Data records:
>> BEGIN

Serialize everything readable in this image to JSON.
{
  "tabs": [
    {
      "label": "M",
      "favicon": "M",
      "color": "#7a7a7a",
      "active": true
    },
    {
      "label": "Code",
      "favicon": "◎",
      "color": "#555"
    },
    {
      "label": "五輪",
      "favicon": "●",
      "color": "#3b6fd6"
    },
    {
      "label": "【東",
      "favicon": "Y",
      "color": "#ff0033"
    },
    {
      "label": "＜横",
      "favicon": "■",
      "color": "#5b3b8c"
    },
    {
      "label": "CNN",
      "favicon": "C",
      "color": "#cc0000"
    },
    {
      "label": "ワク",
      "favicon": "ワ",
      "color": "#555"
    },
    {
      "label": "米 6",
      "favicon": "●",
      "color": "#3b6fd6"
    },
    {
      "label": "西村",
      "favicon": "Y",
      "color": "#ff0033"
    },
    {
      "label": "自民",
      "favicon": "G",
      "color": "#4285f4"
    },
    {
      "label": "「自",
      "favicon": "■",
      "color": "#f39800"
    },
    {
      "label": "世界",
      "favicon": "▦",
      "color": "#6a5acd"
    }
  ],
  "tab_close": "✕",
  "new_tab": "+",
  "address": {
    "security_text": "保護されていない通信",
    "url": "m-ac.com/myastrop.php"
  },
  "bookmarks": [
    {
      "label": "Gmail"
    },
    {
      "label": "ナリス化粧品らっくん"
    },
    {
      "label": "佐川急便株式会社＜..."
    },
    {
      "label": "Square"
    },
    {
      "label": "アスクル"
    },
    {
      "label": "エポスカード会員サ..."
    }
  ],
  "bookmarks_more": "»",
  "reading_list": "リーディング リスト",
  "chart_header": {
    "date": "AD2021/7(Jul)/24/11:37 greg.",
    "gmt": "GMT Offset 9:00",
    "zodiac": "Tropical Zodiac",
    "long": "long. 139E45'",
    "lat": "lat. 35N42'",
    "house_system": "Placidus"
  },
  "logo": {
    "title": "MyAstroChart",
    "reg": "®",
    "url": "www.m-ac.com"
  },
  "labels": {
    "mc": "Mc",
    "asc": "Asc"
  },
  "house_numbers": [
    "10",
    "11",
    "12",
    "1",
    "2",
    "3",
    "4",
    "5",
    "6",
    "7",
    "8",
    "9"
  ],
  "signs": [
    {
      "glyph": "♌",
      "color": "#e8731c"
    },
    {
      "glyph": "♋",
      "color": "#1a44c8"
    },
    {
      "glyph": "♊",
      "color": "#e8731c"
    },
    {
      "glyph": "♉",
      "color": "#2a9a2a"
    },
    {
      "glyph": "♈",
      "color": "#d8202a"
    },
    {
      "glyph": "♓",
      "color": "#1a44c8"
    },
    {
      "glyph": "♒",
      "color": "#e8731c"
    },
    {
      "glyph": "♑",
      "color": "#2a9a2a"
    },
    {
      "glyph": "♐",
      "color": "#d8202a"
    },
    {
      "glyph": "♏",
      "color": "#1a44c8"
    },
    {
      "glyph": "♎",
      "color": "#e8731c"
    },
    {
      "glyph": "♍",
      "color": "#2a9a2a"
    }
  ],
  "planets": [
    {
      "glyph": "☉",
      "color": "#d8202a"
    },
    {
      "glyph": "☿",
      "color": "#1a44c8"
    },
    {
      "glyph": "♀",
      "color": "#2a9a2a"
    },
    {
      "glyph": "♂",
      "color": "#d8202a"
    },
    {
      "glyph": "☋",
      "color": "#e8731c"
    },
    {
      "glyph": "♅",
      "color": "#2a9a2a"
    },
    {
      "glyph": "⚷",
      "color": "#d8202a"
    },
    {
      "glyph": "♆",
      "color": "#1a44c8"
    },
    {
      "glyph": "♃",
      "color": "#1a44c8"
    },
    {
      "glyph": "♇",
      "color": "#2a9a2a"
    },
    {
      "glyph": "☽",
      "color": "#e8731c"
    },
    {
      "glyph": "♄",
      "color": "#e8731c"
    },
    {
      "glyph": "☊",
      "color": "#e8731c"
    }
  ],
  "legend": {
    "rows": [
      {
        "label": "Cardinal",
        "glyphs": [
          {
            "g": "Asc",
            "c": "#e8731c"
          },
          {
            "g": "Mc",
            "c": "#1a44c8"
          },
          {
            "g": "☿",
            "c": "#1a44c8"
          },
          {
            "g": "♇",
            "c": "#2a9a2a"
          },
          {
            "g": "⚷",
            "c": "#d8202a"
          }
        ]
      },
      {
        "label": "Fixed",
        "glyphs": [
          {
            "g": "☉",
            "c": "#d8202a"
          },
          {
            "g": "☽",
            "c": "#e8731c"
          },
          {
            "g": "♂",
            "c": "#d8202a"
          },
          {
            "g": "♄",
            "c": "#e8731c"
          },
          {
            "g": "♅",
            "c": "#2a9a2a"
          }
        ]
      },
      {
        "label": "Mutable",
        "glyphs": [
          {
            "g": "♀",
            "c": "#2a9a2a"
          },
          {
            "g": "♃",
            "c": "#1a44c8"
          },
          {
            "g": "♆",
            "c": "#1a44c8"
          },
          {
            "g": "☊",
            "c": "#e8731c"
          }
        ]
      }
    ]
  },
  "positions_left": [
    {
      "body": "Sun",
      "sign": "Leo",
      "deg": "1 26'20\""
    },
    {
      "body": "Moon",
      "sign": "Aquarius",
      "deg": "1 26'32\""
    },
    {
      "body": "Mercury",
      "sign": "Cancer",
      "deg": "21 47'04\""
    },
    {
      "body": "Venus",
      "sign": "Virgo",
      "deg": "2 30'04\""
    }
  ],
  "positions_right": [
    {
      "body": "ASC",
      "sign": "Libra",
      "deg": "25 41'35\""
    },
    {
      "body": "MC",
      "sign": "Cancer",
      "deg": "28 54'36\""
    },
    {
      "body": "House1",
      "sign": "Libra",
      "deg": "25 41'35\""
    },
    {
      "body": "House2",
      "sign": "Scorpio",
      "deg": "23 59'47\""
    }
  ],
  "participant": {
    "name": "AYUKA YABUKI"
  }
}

>> END

Extract the complete listing above, reproducing each line exactly.

**SOLVED EXERCISE**
Serialize everything readable in this image to JSON.
{
  "tabs": [
    {
      "label": "M",
      "favicon": "M",
      "color": "#7a7a7a",
      "active": true
    },
    {
      "label": "Code",
      "favicon": "◎",
      "color": "#555"
    },
    {
      "label": "五輪",
      "favicon": "●",
      "color": "#3b6fd6"
    },
    {
      "label": "【東",
      "favicon": "Y",
      "color": "#ff0033"
    },
    {
      "label": "＜横",
      "favicon": "■",
      "color": "#5b3b8c"
    },
    {
      "label": "CNN",
      "favicon": "C",
      "color": "#cc0000"
    },
    {
      "label": "ワク",
      "favicon": "ワ",
      "color": "#555"
    },
    {
      "label": "米 6",
      "favicon": "●",
      "color": "#3b6fd6"
    },
    {
      "label": "西村",
      "favicon": "Y",
      "color": "#ff0033"
    },
    {
      "label": "自民",
      "favicon": "G",
      "color": "#4285f4"
    },
    {
      "label": "「自",
      "favicon": "■",
      "color": "#f39800"
    },
    {
      "label": "世界",
      "favicon": "▦",
      "color": "#6a5acd"
    }
  ],
  "tab_close": "✕",
  "new_tab": "+",
  "address": {
    "security_text": "保護されていない通信",
    "url": "m-ac.com/myastrop.php"
  },
  "bookmarks": [
    {
      "label": "Gmail"
    },
    {
      "label": "ナリス化粧品らっくん"
    },
    {
      "label": "佐川急便株式会社＜..."
    },
    {
      "label": "Square"
    },
    {
      "label": "アスクル"
    },
    {
      "label": "エポスカード会員サ..."
    }
  ],
  "bookmarks_more": "»",
  "reading_list": "リーディング リスト",
  "chart_header": {
    "date": "AD2021/7(Jul)/24/11:37 greg.",
    "gmt": "GMT Offset 9:00",
    "zodiac": "Tropical Zodiac",
    "long": "long. 139E45'",
    "lat": "lat. 35N42'",
    "house_system": "Placidus"
  },
  "logo": {
    "title": "MyAstroChart",
    "reg": "®",
    "url": "www.m-ac.com"
  },
  "labels": {
    "mc": "Mc",
    "asc": "Asc"
  },
  "house_numbers": [
    "10",
    "11",
    "12",
    "1",
    "2",
    "3",
    "4",
    "5",
    "6",
    "7",
    "8",
    "9"
  ],
  "signs": [
    {
      "glyph": "♌",
      "color": "#e8731c"
    },
    {
      "glyph": "♋",
      "color": "#1a44c8"
    },
    {
      "glyph": "♊",
      "color": "#e8731c"
    },
    {
      "glyph": "♉",
      "color": "#2a9a2a"
    },
    {
      "glyph": "♈",
      "color": "#d8202a"
    },
    {
      "glyph": "♓",
      "color": "#1a44c8"
    },
    {
      "glyph": "♒",
      "color": "#e8731c"
    },
    {
      "glyph": "♑",
      "color": "#2a9a2a"
    },
    {
      "glyph": "♐",
      "color": "#d8202a"
    },
    {
      "glyph": "♏",
      "color": "#1a44c8"
    },
    {
      "glyph": "♎",
      "color": "#e8731c"
    },
    {
      "glyph": "♍",
      "color": "#2a9a2a"
    }
  ],
  "planets": [
    {
      "glyph": "☉",
      "color": "#d8202a"
    },
    {
      "glyph": "☿",
      "color": "#1a44c8"
    },
    {
      "glyph": "♀",
      "color": "#2a9a2a"
    },
    {
      "glyph": "♂",
      "color": "#d8202a"
    },
    {
      "glyph": "☋",
      "color": "#e8731c"
    },
    {
      "glyph": "♅",
      "color": "#2a9a2a"
    },
    {
      "glyph": "⚷",
      "color": "#d8202a"
    },
    {
      "glyph": "♆",
      "color": "#1a44c8"
    },
    {
      "glyph": "♃",
      "color": "#1a44c8"
    },
    {
      "glyph": "♇",
      "color": "#2a9a2a"
    },
    {
      "glyph": "☽",
      "color": "#e8731c"
    },
    {
      "glyph": "♄",
      "color": "#e8731c"
    },
    {
      "glyph": "☊",
      "color": "#e8731c"
    }
  ],
  "legend": {
    "rows": [
      {
        "label": "Cardinal",
        "glyphs": [
          {
            "g": "Asc",
            "c": "#e8731c"
          },
          {
            "g": "Mc",
            "c": "#1a44c8"
          },
          {
            "g": "☿",
            "c": "#1a44c8"
          },
          {
            "g": "♇",
            "c": "#2a9a2a"
          },
          {
            "g": "⚷",
            "c": "#d8202a"
          }
        ]
      },
      {
        "label": "Fixed",
        "glyphs": [
          {
            "g": "☉",
            "c": "#d8202a"
          },
          {
            "g": "☽",
            "c": "#e8731c"
          },
          {
            "g": "♂",
            "c": "#d8202a"
          },
          {
            "g": "♄",
            "c": "#e8731c"
          },
          {
            "g": "♅",
            "c": "#2a9a2a"
          }
        ]
      },
      {
        "label": "Mutable",
        "glyphs": [
          {
            "g": "♀",
            "c": "#2a9a2a"
          },
          {
            "g": "♃",
            "c": "#1a44c8"
          },
          {
            "g": "♆",
            "c": "#1a44c8"
          },
          {
            "g": "☊",
            "c": "#e8731c"
          }
        ]
      }
    ]
  },
  "positions_left": [
    {
      "body": "Sun",
      "sign": "Leo",
      "deg": "1 26'20\""
    },
    {
      "body": "Moon",
      "sign": "Aquarius",
      "deg": "1 26'32\""
    },
    {
      "body": "Mercury",
      "sign": "Cancer",
      "deg": "21 47'04\""
    },
    {
      "body": "Venus",
      "sign": "Virgo",
      "deg": "2 30'04\""
    }
  ],
  "positions_right": [
    {
      "body": "ASC",
      "sign": "Libra",
      "deg": "25 41'35\""
    },
    {
      "body": "MC",
      "sign": "Cancer",
      "deg": "28 54'36\""
    },
    {
      "body": "House1",
      "sign": "Libra",
      "deg": "25 41'35\""
    },
    {
      "body": "House2",
      "sign": "Scorpio",
      "deg": "23 59'47\""
    }
  ],
  "participant": {
    "name": "AYUKA YABUKI"
  }
}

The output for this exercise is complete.